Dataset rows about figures
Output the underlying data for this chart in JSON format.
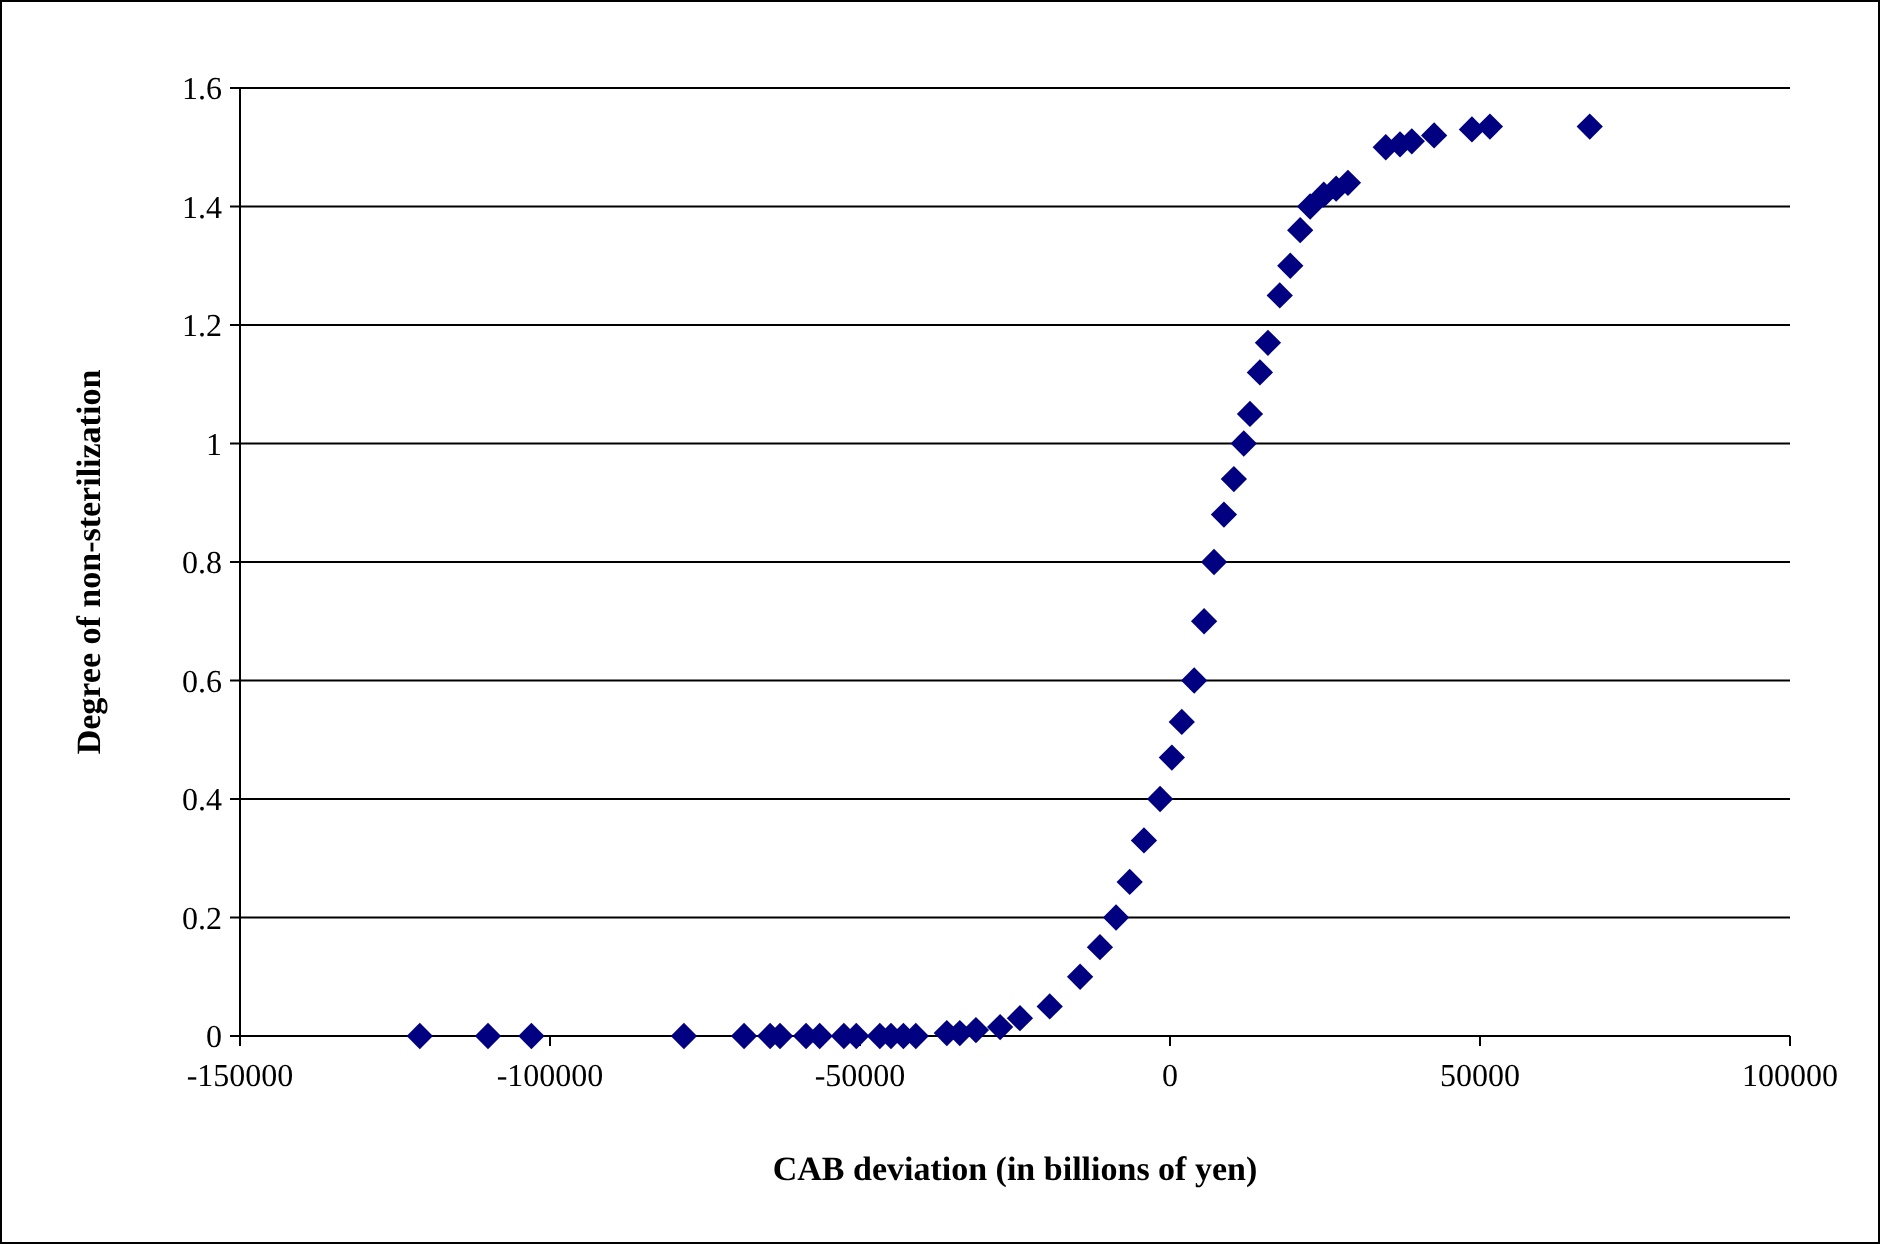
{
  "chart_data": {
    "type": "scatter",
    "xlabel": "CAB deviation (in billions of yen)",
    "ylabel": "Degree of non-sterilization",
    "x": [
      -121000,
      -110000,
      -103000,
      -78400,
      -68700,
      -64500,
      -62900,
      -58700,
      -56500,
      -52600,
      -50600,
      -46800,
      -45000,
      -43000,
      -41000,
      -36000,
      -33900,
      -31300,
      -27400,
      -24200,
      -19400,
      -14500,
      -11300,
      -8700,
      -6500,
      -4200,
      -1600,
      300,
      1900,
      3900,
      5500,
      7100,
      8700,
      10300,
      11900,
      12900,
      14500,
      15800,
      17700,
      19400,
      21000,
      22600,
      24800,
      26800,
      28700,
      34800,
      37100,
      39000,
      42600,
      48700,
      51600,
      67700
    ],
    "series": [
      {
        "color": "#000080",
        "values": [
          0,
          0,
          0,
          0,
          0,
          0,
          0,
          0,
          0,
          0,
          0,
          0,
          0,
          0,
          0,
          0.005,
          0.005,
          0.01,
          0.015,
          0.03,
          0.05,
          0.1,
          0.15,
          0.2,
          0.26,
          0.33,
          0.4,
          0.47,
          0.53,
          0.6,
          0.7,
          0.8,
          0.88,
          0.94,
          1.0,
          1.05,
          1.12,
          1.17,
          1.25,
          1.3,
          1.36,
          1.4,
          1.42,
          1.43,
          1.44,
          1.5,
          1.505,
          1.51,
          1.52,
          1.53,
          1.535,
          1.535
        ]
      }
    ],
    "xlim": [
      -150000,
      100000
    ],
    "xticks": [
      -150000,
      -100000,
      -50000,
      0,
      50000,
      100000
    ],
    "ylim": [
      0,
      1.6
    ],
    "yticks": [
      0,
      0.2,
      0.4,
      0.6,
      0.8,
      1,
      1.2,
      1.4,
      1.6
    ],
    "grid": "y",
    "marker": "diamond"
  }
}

# [WHAT YOU NEED TO DO]
Set down the complete material exactly, but do not include the images.

# [OUTPUT]
Output the underlying data for this chart in JSON format.
{
  "chart_data": {
    "type": "scatter",
    "xlabel": "CAB deviation (in billions of yen)",
    "ylabel": "Degree of non-sterilization",
    "x": [
      -121000,
      -110000,
      -103000,
      -78400,
      -68700,
      -64500,
      -62900,
      -58700,
      -56500,
      -52600,
      -50600,
      -46800,
      -45000,
      -43000,
      -41000,
      -36000,
      -33900,
      -31300,
      -27400,
      -24200,
      -19400,
      -14500,
      -11300,
      -8700,
      -6500,
      -4200,
      -1600,
      300,
      1900,
      3900,
      5500,
      7100,
      8700,
      10300,
      11900,
      12900,
      14500,
      15800,
      17700,
      19400,
      21000,
      22600,
      24800,
      26800,
      28700,
      34800,
      37100,
      39000,
      42600,
      48700,
      51600,
      67700
    ],
    "series": [
      {
        "color": "#000080",
        "values": [
          0,
          0,
          0,
          0,
          0,
          0,
          0,
          0,
          0,
          0,
          0,
          0,
          0,
          0,
          0,
          0.005,
          0.005,
          0.01,
          0.015,
          0.03,
          0.05,
          0.1,
          0.15,
          0.2,
          0.26,
          0.33,
          0.4,
          0.47,
          0.53,
          0.6,
          0.7,
          0.8,
          0.88,
          0.94,
          1.0,
          1.05,
          1.12,
          1.17,
          1.25,
          1.3,
          1.36,
          1.4,
          1.42,
          1.43,
          1.44,
          1.5,
          1.505,
          1.51,
          1.52,
          1.53,
          1.535,
          1.535
        ]
      }
    ],
    "xlim": [
      -150000,
      100000
    ],
    "xticks": [
      -150000,
      -100000,
      -50000,
      0,
      50000,
      100000
    ],
    "ylim": [
      0,
      1.6
    ],
    "yticks": [
      0,
      0.2,
      0.4,
      0.6,
      0.8,
      1,
      1.2,
      1.4,
      1.6
    ],
    "grid": "y",
    "marker": "diamond"
  }
}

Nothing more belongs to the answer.